Write out all entries word for word.

◆ **RECORDS FOR THIS TASK**
# # # # # # #

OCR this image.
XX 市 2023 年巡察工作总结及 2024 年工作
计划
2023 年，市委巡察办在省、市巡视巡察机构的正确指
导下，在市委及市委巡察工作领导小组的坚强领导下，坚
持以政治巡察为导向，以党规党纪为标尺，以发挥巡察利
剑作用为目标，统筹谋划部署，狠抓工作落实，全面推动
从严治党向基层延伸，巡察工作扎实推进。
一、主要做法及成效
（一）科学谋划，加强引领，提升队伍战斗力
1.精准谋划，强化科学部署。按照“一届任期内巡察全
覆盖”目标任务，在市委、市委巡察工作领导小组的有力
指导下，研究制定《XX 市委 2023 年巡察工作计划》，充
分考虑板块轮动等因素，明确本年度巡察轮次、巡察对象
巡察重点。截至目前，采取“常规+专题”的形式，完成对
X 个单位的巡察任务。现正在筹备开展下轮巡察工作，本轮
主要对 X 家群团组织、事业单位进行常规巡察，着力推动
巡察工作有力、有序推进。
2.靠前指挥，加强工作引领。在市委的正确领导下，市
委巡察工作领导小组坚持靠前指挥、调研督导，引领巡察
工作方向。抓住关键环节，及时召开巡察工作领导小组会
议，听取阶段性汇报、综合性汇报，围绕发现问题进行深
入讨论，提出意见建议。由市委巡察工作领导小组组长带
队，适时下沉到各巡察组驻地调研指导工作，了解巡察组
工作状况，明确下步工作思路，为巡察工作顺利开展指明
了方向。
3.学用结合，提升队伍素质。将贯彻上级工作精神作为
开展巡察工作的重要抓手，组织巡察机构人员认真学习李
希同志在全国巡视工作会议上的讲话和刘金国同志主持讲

# # # # # # #

◆ **ANSWER TO THIS TASK**
OCR this image.
XX 市 2023 年巡察工作总结及 2024 年工作
计划
2023 年，市委巡察办在省、市巡视巡察机构的正确指
导下，在市委及市委巡察工作领导小组的坚强领导下，坚
持以政治巡察为导向，以党规党纪为标尺，以发挥巡察利
剑作用为目标，统筹谋划部署，狠抓工作落实，全面推动
从严治党向基层延伸，巡察工作扎实推进。
一、主要做法及成效
（一）科学谋划，加强引领，提升队伍战斗力
1.精准谋划，强化科学部署。按照“一届任期内巡察全
覆盖”目标任务，在市委、市委巡察工作领导小组的有力
指导下，研究制定《XX 市委 2023 年巡察工作计划》，充
分考虑板块轮动等因素，明确本年度巡察轮次、巡察对象
巡察重点。截至目前，采取“常规+专题”的形式，完成对
X 个单位的巡察任务。现正在筹备开展下轮巡察工作，本轮
主要对 X 家群团组织、事业单位进行常规巡察，着力推动
巡察工作有力、有序推进。
2.靠前指挥，加强工作引领。在市委的正确领导下，市
委巡察工作领导小组坚持靠前指挥、调研督导，引领巡察
工作方向。抓住关键环节，及时召开巡察工作领导小组会
议，听取阶段性汇报、综合性汇报，围绕发现问题进行深
入讨论，提出意见建议。由市委巡察工作领导小组组长带
队，适时下沉到各巡察组驻地调研指导工作，了解巡察组
工作状况，明确下步工作思路，为巡察工作顺利开展指明
了方向。
3.学用结合，提升队伍素质。将贯彻上级工作精神作为
开展巡察工作的重要抓手，组织巡察机构人员认真学习李
希同志在全国巡视工作会议上的讲话和刘金国同志主持讲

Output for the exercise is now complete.